> Gestellte Aufgabe A
Schreiben Sie aus dem Auszug über die Anwaltskosten den Abschnitt von „2 Aus den Gründen“ bis „2. Instanz erhöhen.“ wortgetreu ab.

> Vorliegender Auszug
----
Die Kostenquotelung hat der Erstrichter damit begründet, dass die Anwaltskosten selbstständige anspruchserhöhende Positionen seien.
Hiergegen richtet sich die Berufung der Klägerin, mit der sie ihre Ansprüche im Umfang der Klageabweisung weiter verfolgt.
Die Beklagte beantragt die Zurückweisung der Berufung und verfolgt mit ihrer Anschlussberufung die Abweisung der Klage auch im Hinblick auf die zugesprochenen Anwaltskosten. Sie rügt eine Verletzung der Hinweispflicht und des materiellen Rechts. Zudem habe das Erstgericht verkannt, dass es sich bei den Anwaltskosten um Nebenkosten handele, die den Streitwert nicht erhöhen würden.
2 Aus den Gründen
Die Kostenentscheidung folgt aus § 92 Abs. 1 ZPO. Dabei war zu berücksichtigen, dass die geltend gemachten vorgerichtlichen Anwaltskosten den Streitwert des Rechtsstreits in 1. und 2. Instanz erhöhen.
----
Einträge zu Elementgrenzen
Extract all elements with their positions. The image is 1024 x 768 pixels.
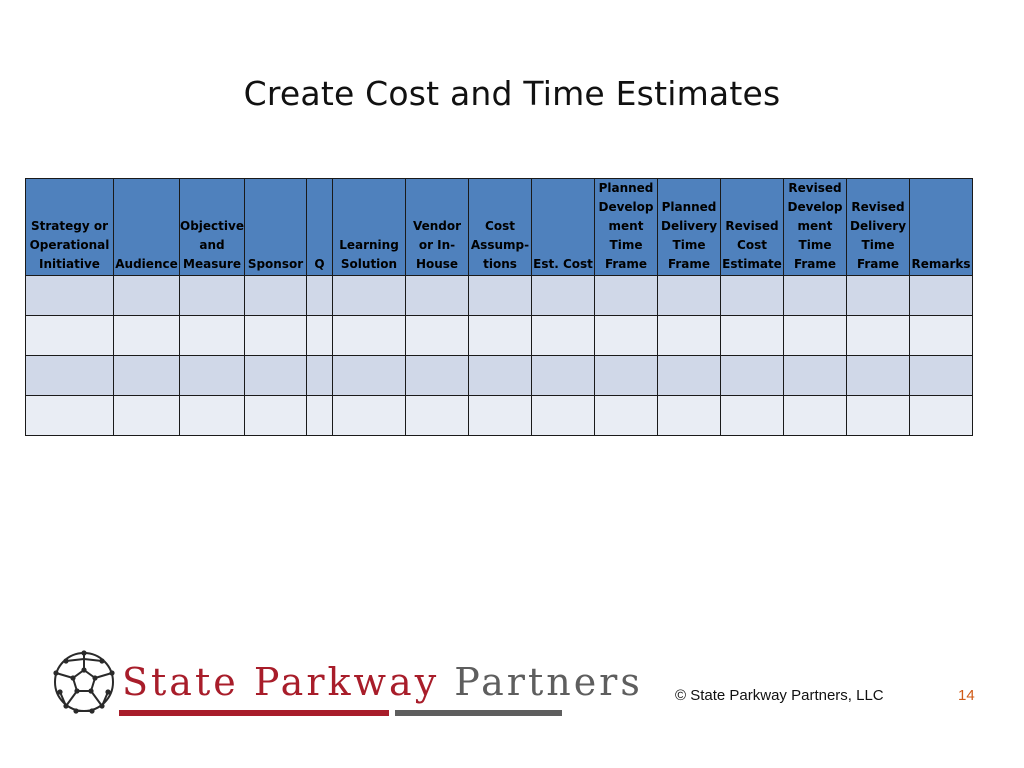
table-cell[interactable] <box>333 276 406 316</box>
table-cell[interactable] <box>658 316 721 356</box>
column-header-sponsor: Sponsor <box>245 179 307 276</box>
table-cell[interactable] <box>114 276 180 316</box>
table-row <box>26 316 973 356</box>
table-cell[interactable] <box>406 396 469 436</box>
table-cell[interactable] <box>658 356 721 396</box>
table-cell[interactable] <box>180 316 245 356</box>
column-header-audience: Audience <box>114 179 180 276</box>
table-cell[interactable] <box>245 276 307 316</box>
column-header-cost-assumptions: Cost Assump- tions <box>469 179 532 276</box>
table-cell[interactable] <box>532 276 595 316</box>
table-cell[interactable] <box>180 276 245 316</box>
table-cell[interactable] <box>245 356 307 396</box>
company-logo <box>52 650 643 720</box>
brand-word-state: State <box>122 660 239 704</box>
brand-name <box>122 662 643 702</box>
table-cell[interactable] <box>406 276 469 316</box>
column-header-learning-solution: Learning Solution <box>333 179 406 276</box>
table-cell[interactable] <box>307 396 333 436</box>
table-cell[interactable] <box>26 316 114 356</box>
table-cell[interactable] <box>114 396 180 436</box>
table-cell[interactable] <box>595 396 658 436</box>
buckyball-icon <box>52 650 116 714</box>
column-header-strategy: Strategy or Operational Initiative <box>26 179 114 276</box>
table-cell[interactable] <box>26 396 114 436</box>
table-cell[interactable] <box>307 356 333 396</box>
table-cell[interactable] <box>469 356 532 396</box>
table-cell[interactable] <box>595 316 658 356</box>
column-header-revised-cost: Revised Cost Estimate <box>721 179 784 276</box>
table-cell[interactable] <box>847 396 910 436</box>
column-header-q: Q <box>307 179 333 276</box>
table-cell[interactable] <box>595 356 658 396</box>
table-cell[interactable] <box>721 356 784 396</box>
table-cell[interactable] <box>784 316 847 356</box>
column-header-planned-development: Planned Develop ment Time Frame <box>595 179 658 276</box>
table-cell[interactable] <box>180 396 245 436</box>
column-header-remarks: Remarks <box>910 179 973 276</box>
column-header-revised-delivery: Revised Delivery Time Frame <box>847 179 910 276</box>
table-cell[interactable] <box>658 276 721 316</box>
table-cell[interactable] <box>721 276 784 316</box>
table-cell[interactable] <box>847 276 910 316</box>
table-cell[interactable] <box>910 396 973 436</box>
column-header-est-cost: Est. Cost <box>532 179 595 276</box>
table-cell[interactable] <box>180 356 245 396</box>
column-header-objective: Objective and Measure <box>180 179 245 276</box>
table-cell[interactable] <box>307 316 333 356</box>
copyright-text: © State Parkway Partners, LLC <box>675 687 884 704</box>
table-cell[interactable] <box>784 396 847 436</box>
table-cell[interactable] <box>532 356 595 396</box>
table-cell[interactable] <box>245 316 307 356</box>
table-cell[interactable] <box>847 316 910 356</box>
column-header-revised-development: Revised Develop ment Time Frame <box>784 179 847 276</box>
table-cell[interactable] <box>595 276 658 316</box>
table-cell[interactable] <box>469 316 532 356</box>
table-cell[interactable] <box>910 276 973 316</box>
table-cell[interactable] <box>721 316 784 356</box>
column-header-vendor: Vendor or In- House <box>406 179 469 276</box>
table-cell[interactable] <box>26 356 114 396</box>
table-cell[interactable] <box>26 276 114 316</box>
table-cell[interactable] <box>847 356 910 396</box>
table-cell[interactable] <box>114 316 180 356</box>
brand-word-partners: Partners <box>454 660 643 704</box>
table-cell[interactable] <box>333 316 406 356</box>
brand-word-parkway: Parkway <box>253 660 440 704</box>
column-header-planned-delivery: Planned Delivery Time Frame <box>658 179 721 276</box>
table-row <box>26 276 973 316</box>
page-number: 14 <box>958 687 975 704</box>
table-cell[interactable] <box>784 276 847 316</box>
table-cell[interactable] <box>910 356 973 396</box>
brand-bar-gray <box>395 710 562 716</box>
table-cell[interactable] <box>784 356 847 396</box>
table-cell[interactable] <box>406 316 469 356</box>
brand-bar-red <box>119 710 389 716</box>
table-cell[interactable] <box>910 316 973 356</box>
table-row <box>26 396 973 436</box>
table-cell[interactable] <box>532 316 595 356</box>
table-cell[interactable] <box>333 356 406 396</box>
table-cell[interactable] <box>245 396 307 436</box>
table-cell[interactable] <box>469 276 532 316</box>
estimates-table <box>25 178 973 436</box>
table-cell[interactable] <box>532 396 595 436</box>
table-cell[interactable] <box>333 396 406 436</box>
table-cell[interactable] <box>307 276 333 316</box>
table-cell[interactable] <box>469 396 532 436</box>
table-cell[interactable] <box>721 396 784 436</box>
table-header-row <box>26 179 973 276</box>
table-cell[interactable] <box>406 356 469 396</box>
table-cell[interactable] <box>658 396 721 436</box>
table-cell[interactable] <box>114 356 180 396</box>
slide-title: Create Cost and Time Estimates <box>243 74 781 113</box>
table-row <box>26 356 973 396</box>
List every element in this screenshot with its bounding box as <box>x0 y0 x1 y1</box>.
----
> Gestellte Aufgabe B
Wiederholen Sie aus den Einträgen unverändert die Zeilen von der Zeile mit „table-cell[interactable] <box>333 276“ bis zur Zeile mit „column-header-revised-delivery: Revised Delivery“, beide eingeschlossen.

> Erwartete Antwort A
2 Aus den Gründen
Die Kostenentscheidung folgt aus § 92 Abs. 1 ZPO. Dabei war zu berücksichtigen, dass die geltend gemachten vorgerichtlichen Anwaltskosten den Streitwert des Rechtsstreits in 1. und 2. Instanz erhöhen.

> Erwartete Antwort B
table-cell[interactable] <box>333 276 406 316</box>
table-cell[interactable] <box>658 316 721 356</box>
column-header-sponsor: Sponsor <box>245 179 307 276</box>
table-cell[interactable] <box>114 276 180 316</box>
table-row <box>26 316 973 356</box>
table-cell[interactable] <box>406 396 469 436</box>
table-cell[interactable] <box>658 356 721 396</box>
table-cell[interactable] <box>180 316 245 356</box>
column-header-audience: Audience <box>114 179 180 276</box>
table-cell[interactable] <box>245 276 307 316</box>
column-header-cost-assumptions: Cost Assump- tions <box>469 179 532 276</box>
table-cell[interactable] <box>532 276 595 316</box>
table-cell[interactable] <box>180 276 245 316</box>
table-cell[interactable] <box>245 356 307 396</box>
company-logo <box>52 650 643 720</box>
brand-word-state: State <box>122 660 239 704</box>
brand-name <box>122 662 643 702</box>
table-cell[interactable] <box>406 276 469 316</box>
column-header-learning-solution: Learning Solution <box>333 179 406 276</box>
table-cell[interactable] <box>307 396 333 436</box>
table-cell[interactable] <box>26 316 114 356</box>
table-cell[interactable] <box>114 396 180 436</box>
table-cell[interactable] <box>595 396 658 436</box>
buckyball-icon <box>52 650 116 714</box>
column-header-strategy: Strategy or Operational Initiative <box>26 179 114 276</box>
table-cell[interactable] <box>26 396 114 436</box>
table-cell[interactable] <box>307 356 333 396</box>
table-cell[interactable] <box>469 356 532 396</box>
table-cell[interactable] <box>595 316 658 356</box>
column-header-revised-cost: Revised Cost Estimate <box>721 179 784 276</box>
table-cell[interactable] <box>847 396 910 436</box>
column-header-q: Q <box>307 179 333 276</box>
table-cell[interactable] <box>595 356 658 396</box>
table-cell[interactable] <box>721 356 784 396</box>
table-cell[interactable] <box>784 316 847 356</box>
column-header-planned-development: Planned Develop ment Time Frame <box>595 179 658 276</box>
table-cell[interactable] <box>180 396 245 436</box>
column-header-remarks: Remarks <box>910 179 973 276</box>
column-header-revised-delivery: Revised Delivery Time Frame <box>847 179 910 276</box>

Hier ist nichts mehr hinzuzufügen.